### INSTRUCTIONS FOR THE TASK
Write out the passage of the Foothill alumni article below from "Major needed to" up to and including "her research group.", with no changes to the wording.

[SUPPLIED TEXT — start]

Foothill alumni take their clean technology startup to VERGE Accelerate
At Foothill, students have tremendous opportunities to pursue work they’re passionate about.
For alumna Rachel Major, that meant building her love for biochemistry and clean technology into a startup.
Major came to Foothill in 2015, Drexel University graduate, looking to transfer with a degree different from her biological science degree into a masters program. During her time at Foothill she joined the engineering club and connected with a student collaboration, ASL NASA Ames.
“I wrote this proposal combining biomimicry and clean tech," she said. "It was accepted and it turned into an internship at NASA Ames."
Major needed to put together a research team for what was supposed to be a summer research project but grew into NuLeaf Tech, a startup treating and recycling water at any scale by mimicking wetland ecosystems.
She turned to both De Anza and Foothill students to see if there was interest to join her research group.
“Ari was one of the first people to respond to the research team,” Major said.

[SUPPLIED TEXT — finish]
[INFORMATION — start]

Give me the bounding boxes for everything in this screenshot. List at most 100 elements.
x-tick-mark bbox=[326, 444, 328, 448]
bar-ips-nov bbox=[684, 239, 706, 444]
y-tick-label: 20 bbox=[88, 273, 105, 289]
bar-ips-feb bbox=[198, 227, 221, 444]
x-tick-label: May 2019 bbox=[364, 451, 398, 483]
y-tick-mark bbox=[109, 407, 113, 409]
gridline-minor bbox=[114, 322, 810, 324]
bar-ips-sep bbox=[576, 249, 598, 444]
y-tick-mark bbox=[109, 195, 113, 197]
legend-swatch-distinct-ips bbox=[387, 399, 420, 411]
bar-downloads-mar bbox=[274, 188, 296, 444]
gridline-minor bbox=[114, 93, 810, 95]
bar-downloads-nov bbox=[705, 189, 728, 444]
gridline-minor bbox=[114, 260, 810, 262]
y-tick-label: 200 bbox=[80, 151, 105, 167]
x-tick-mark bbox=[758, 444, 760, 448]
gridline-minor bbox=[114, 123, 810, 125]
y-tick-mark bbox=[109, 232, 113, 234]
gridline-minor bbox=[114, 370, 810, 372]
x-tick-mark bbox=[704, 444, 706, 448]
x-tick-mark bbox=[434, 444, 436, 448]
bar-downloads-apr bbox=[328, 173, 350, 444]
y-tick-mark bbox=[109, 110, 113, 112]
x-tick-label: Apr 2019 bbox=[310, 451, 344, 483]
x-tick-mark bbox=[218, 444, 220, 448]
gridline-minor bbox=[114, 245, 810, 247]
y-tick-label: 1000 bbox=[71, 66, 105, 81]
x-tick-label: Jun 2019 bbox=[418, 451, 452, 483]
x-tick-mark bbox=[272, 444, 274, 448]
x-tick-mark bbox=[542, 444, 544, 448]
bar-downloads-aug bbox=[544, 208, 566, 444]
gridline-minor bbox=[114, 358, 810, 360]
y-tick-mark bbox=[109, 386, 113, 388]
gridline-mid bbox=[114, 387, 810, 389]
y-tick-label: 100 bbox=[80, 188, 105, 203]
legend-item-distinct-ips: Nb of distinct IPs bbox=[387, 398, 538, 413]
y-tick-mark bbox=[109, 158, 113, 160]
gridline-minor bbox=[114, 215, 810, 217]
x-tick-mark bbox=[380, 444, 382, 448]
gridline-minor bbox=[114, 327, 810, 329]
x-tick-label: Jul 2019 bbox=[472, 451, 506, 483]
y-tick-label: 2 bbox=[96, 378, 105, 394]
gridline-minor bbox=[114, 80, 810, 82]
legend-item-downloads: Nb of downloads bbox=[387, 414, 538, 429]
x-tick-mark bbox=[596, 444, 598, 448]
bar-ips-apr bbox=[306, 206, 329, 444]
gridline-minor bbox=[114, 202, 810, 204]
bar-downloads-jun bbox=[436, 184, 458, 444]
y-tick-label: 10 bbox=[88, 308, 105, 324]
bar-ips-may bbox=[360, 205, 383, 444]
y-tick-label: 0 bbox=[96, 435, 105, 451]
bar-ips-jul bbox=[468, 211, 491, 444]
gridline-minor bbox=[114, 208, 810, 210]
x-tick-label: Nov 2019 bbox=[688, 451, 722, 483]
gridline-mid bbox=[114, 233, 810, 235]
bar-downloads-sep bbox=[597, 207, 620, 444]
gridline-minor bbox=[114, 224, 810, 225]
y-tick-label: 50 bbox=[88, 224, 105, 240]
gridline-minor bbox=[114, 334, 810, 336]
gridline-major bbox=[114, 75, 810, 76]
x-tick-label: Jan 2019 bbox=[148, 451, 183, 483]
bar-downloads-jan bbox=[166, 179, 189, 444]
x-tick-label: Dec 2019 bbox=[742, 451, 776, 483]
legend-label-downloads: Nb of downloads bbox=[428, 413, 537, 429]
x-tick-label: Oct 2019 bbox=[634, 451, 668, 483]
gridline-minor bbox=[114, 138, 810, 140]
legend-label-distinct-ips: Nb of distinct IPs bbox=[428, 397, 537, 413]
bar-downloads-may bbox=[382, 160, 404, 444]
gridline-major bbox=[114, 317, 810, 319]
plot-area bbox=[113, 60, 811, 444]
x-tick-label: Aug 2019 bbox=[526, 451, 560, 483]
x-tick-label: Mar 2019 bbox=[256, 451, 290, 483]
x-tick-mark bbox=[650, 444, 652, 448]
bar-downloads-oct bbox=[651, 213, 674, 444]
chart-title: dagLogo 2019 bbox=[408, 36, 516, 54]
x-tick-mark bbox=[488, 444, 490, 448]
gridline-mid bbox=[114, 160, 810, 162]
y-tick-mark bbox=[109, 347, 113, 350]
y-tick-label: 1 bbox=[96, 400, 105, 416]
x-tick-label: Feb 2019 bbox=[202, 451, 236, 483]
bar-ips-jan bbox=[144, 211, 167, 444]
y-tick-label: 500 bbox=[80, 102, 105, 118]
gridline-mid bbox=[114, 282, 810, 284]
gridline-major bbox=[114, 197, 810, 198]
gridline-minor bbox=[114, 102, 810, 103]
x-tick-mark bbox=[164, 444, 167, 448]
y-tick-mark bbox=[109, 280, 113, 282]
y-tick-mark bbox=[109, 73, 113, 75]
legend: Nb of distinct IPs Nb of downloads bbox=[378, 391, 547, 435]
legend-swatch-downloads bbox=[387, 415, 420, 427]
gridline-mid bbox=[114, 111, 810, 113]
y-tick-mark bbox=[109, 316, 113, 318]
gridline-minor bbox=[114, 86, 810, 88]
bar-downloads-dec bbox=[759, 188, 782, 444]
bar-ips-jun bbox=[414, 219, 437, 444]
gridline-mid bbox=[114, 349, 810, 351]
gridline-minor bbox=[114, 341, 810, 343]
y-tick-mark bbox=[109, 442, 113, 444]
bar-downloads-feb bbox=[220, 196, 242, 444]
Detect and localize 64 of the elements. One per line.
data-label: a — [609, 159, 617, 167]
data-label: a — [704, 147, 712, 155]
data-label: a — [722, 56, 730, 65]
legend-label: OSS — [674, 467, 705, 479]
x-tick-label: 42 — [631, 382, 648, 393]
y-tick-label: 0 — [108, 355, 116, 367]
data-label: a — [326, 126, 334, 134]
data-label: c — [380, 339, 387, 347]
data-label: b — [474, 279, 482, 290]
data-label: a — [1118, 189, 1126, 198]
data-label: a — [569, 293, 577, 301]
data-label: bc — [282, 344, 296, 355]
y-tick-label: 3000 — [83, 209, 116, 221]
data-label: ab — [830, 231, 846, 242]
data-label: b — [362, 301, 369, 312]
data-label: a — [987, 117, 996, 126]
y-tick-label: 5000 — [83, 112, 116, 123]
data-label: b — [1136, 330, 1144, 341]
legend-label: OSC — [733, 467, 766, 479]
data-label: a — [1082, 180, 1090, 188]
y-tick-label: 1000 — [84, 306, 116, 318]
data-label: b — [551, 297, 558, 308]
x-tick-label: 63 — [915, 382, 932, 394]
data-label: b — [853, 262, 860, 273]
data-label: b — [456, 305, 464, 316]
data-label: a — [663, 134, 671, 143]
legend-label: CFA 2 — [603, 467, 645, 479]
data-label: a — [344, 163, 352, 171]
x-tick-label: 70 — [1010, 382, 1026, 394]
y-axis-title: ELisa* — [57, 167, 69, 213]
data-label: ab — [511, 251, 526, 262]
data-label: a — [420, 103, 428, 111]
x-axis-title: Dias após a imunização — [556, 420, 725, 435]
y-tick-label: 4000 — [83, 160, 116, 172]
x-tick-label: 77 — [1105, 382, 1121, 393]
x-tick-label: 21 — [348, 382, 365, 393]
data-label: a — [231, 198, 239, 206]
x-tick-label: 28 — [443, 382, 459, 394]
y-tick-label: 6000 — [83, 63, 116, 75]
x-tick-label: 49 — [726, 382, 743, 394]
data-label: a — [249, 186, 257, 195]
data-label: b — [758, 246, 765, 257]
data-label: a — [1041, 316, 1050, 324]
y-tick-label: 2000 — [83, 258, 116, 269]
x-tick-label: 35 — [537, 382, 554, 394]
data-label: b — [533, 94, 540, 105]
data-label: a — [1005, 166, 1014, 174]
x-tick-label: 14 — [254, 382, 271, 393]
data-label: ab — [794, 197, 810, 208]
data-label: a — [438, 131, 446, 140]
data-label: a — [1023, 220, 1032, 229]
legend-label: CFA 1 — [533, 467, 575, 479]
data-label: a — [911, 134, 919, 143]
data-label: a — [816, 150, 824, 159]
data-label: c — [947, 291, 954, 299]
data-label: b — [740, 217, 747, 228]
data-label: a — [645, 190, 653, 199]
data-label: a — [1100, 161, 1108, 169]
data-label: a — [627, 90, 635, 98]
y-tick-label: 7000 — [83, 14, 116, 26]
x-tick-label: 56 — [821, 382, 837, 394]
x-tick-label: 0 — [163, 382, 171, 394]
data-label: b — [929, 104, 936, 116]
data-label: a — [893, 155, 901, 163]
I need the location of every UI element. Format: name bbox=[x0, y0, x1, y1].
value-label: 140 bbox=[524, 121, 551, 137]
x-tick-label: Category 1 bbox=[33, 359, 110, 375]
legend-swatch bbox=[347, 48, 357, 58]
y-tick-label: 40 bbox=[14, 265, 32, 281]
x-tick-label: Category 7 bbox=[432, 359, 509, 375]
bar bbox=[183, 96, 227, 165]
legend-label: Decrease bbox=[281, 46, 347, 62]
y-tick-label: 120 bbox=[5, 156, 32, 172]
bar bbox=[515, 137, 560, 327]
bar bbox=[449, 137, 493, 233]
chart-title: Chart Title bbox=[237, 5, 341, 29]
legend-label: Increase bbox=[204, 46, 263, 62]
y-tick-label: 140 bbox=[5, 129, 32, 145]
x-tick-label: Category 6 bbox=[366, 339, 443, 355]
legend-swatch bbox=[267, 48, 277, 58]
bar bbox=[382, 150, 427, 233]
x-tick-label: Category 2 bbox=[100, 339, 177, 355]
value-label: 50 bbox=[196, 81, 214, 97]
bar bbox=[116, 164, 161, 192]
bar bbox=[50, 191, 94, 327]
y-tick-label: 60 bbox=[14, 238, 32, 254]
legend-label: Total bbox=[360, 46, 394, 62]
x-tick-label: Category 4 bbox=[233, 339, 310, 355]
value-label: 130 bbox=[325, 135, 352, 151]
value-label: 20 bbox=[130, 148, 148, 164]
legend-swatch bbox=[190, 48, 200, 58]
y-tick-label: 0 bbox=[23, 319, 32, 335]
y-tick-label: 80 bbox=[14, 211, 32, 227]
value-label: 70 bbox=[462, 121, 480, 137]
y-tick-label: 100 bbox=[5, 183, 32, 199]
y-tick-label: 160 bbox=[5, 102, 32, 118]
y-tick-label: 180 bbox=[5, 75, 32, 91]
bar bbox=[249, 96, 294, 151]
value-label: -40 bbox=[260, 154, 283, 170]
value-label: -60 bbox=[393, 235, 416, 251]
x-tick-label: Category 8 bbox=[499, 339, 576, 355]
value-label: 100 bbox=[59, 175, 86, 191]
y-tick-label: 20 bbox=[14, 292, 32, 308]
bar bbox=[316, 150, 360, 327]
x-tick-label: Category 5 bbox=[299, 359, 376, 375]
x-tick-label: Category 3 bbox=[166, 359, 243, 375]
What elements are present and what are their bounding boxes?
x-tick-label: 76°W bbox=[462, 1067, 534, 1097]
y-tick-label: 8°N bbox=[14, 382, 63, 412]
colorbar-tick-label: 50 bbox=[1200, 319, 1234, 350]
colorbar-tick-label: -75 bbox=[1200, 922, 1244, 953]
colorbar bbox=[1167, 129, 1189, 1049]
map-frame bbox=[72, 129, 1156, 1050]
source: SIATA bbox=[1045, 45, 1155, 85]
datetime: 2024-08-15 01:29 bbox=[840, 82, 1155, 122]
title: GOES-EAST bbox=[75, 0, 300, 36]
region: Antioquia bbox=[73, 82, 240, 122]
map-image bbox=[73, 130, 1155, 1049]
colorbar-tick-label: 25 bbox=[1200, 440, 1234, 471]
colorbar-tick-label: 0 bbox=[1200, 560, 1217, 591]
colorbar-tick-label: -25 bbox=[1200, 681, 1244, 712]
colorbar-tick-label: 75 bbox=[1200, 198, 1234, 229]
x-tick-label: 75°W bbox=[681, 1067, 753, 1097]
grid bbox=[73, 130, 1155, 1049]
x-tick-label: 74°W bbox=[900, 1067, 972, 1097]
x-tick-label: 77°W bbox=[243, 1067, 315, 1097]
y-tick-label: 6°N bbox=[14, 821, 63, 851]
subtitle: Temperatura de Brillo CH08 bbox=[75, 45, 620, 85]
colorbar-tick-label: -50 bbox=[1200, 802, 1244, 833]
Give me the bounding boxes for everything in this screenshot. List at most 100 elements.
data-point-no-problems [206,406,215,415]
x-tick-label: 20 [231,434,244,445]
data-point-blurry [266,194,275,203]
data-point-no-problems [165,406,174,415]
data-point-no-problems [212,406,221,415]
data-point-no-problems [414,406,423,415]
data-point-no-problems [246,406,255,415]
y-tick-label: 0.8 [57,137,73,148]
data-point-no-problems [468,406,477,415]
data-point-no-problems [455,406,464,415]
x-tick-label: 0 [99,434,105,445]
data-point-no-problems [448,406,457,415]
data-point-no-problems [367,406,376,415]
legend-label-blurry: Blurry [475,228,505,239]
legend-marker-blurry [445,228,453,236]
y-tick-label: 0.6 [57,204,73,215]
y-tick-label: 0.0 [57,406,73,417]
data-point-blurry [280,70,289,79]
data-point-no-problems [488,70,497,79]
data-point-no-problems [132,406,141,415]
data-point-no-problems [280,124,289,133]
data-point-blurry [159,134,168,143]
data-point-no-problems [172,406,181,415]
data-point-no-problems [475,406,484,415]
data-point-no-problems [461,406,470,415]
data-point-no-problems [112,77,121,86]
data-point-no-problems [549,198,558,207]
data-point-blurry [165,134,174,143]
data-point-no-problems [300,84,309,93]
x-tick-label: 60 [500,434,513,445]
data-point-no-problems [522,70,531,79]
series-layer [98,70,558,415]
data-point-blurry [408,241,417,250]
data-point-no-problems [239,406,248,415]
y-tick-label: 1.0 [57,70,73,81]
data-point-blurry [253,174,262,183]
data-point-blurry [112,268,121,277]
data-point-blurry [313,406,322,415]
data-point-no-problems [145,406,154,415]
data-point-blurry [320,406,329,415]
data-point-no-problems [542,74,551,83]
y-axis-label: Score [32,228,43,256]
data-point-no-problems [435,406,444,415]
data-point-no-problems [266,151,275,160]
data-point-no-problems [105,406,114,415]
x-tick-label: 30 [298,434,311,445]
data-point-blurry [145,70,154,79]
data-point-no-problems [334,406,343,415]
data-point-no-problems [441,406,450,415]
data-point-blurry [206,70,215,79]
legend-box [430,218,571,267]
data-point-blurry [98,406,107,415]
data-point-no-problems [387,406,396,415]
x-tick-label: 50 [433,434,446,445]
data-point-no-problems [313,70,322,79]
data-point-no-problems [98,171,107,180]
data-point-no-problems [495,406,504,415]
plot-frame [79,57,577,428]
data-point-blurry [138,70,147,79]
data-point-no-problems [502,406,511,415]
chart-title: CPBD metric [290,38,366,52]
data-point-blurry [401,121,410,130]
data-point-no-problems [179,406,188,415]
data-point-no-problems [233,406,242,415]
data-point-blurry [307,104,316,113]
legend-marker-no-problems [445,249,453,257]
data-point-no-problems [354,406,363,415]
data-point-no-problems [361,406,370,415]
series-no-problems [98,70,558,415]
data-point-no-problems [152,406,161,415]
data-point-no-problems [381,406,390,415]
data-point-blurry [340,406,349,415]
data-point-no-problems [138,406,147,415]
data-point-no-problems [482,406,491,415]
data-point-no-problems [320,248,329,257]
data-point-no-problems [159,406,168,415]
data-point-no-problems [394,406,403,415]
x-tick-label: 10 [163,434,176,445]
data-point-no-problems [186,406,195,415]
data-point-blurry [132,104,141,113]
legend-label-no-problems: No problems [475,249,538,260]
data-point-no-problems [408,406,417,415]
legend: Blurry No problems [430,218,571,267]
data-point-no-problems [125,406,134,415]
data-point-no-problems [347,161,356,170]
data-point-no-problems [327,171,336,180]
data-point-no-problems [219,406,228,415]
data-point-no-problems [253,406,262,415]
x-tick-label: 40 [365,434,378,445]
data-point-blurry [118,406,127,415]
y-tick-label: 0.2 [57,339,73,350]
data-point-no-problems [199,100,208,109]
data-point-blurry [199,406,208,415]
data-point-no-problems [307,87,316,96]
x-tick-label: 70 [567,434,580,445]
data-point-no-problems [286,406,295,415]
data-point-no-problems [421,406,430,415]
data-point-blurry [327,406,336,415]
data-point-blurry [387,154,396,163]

[INFORMATION — finish]

### FINAL ANSWER
Major needed to put together a research team for what was supposed to be a summer research project but grew into NuLeaf Tech, a startup treating and recycling water at any scale by mimicking wetland ecosystems.
She turned to both De Anza and Foothill students to see if there was interest to join her research group.